>> START Reading passage

How this New Grant Provides Relief for Canadian Manufacturers affected by Tariffs
In recent years, the global trade landscape has shifted. Tariffs once aimed at distant rivals now land squarely on Canadian businesses. When Washington or Beijing imposes a duty spike, Canadian manufacturers — especially small and medium-sized ones — feel the shockwaves. Constrained margins, disrupted supply chains, and uncertain export access have become the new normal.
In that climate, Canada responded with a bold intervention: the Regional Tariff Response Initiative (RTRI). This federal program provides targeted financial support to Canadian manufacturers grappling with tariff-driven cost increases. The logic is straightforward: help firms adapt and survive now, so that they grow stronger and more resilient later.
In this article, we’ll explore how RTRI came into being, who is eligible, how funding works, what kinds of projects qualify, the steps to apply, and how Quebec and Ontario are shaping their own approaches. This is not a how-to manual, but rather an informative guide to help you appreciate the structure, purpose, and strategic relevance of RTRI — especially if your company might benefit from professional support.
Why RTRI Was Created: Trade Shocks Meet Canadian Industry
When global powers impose new tariffs, the spillover effects often land on third countries. Canadian firms, integrated into supply chains with the U.S. and China, found themselves squeezed from both sides.

>> END Reading passage

**Set exercise A**: In the article on the tariff relief grant, duplicate the passage between "In that climate, Canada" and "more resilient later.", inclusive.
**Set exercise B**: According to the article on the tariff relief grant, what is the name of the federal program Canada created in response to tariffs?
**Set exercise C**: Resume the article on the tariff relief grant from the point at which it stops.

>> START Supplied data

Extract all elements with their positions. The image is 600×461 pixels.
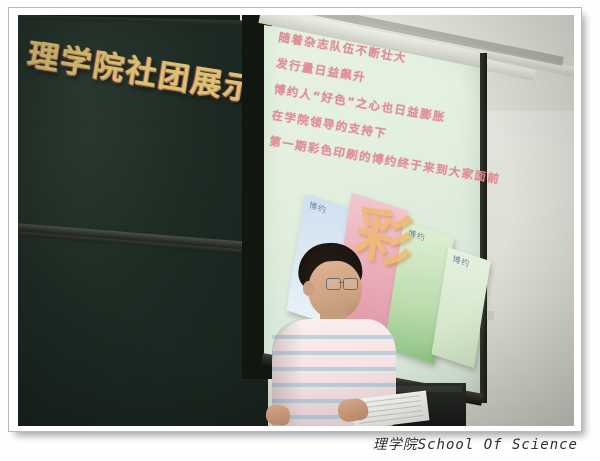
photo-caption: 理学院School Of Science bbox=[0, 434, 578, 454]
magazine-cover-label: 博约 bbox=[407, 227, 426, 243]
page-root: 理学院社团展示 随着杂志队伍不断壮大 发行量日益飙升 博约人“好色”之心也日益膨… bbox=[0, 0, 600, 461]
magazine-cover-label: 博约 bbox=[452, 253, 471, 269]
photograph: 理学院社团展示 随着杂志队伍不断壮大 发行量日益飙升 博约人“好色”之心也日益膨… bbox=[18, 15, 574, 426]
glasses-icon bbox=[326, 278, 358, 289]
photo-frame: 理学院社团展示 随着杂志队伍不断壮大 发行量日益飙升 博约人“好色”之心也日益膨… bbox=[8, 7, 582, 432]
presenter-hand bbox=[265, 404, 291, 426]
wall-mark bbox=[488, 311, 494, 320]
presenter bbox=[270, 243, 410, 426]
presenter-ear bbox=[303, 281, 314, 296]
magazine-cover-label: 博约 bbox=[308, 200, 327, 216]
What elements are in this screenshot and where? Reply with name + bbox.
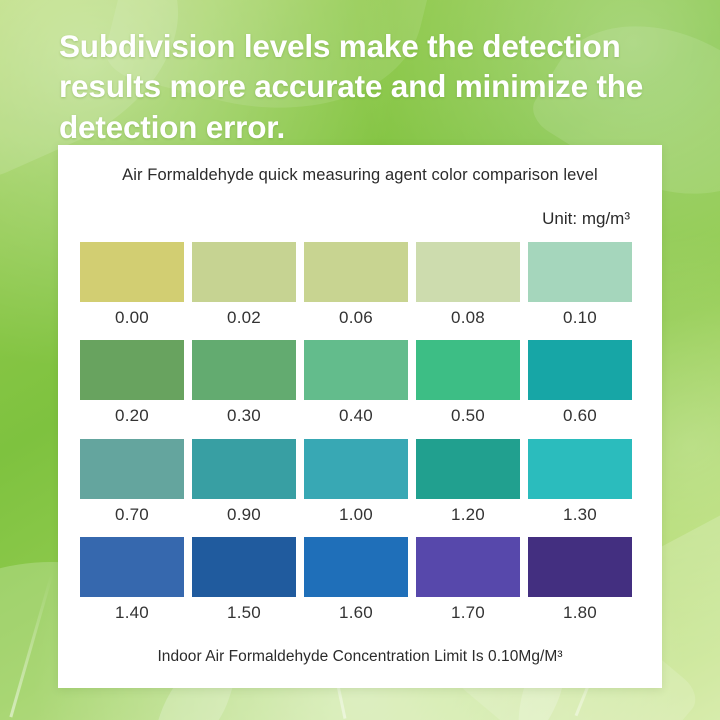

>> END Supplied data

**Written reply A**:
In that climate, Canada responded with a bold intervention: the Regional Tariff Response Initiative (RTRI). This federal program provides targeted financial support to Canadian manufacturers grappling with tariff-driven cost increases. The logic is straightforward: help firms adapt and survive now, so that they grow stronger and more resilient later.

**Written reply B**: The Regional Tariff Response Initiative (RTRI).

**Written reply C**:
Between 2022 and 2025, several trade policies escalated. The United States, under shifting industrial and political priorities, introduced stricter “Buy American” measures and tariff actions that affected Canadian aluminum, steel, and other exports. At the same time, Canada joined U.S. and European efforts to sanction Chinese goods in sectors like electric vehicles, leading to reciprocal countermeasures from Beijing. China responded by targeting Canadian agricultural products—tariffs on canola, pork, and seafood among them.
Then in early 2025, the situation escalated. The U.S. imposed sweeping new tariffs on Canadian goods — 25% across many goods plus 10% on a range of energy-related exports. Canada responded with retaliatory tariffs on $30 billion of U.S. goods. Canadian manufacturing, which had long seen the U.S. as its primary market, suddenly faced barriers on both fronts.
The results were sharp. Canadian SMEs reported rising costs, especially for imported inputs. Many lost margins or turned to alternative suppliers, often less efficient or more expensive. Export markets became murkier. Businesses that had long relied on stability now faced uncertainty.
In that context, the federal government launched the Regional Tariff Response Initiative. The aim: cushion the shock, motivate adaptation, and help Canadian manufacturers pivot toward resilience.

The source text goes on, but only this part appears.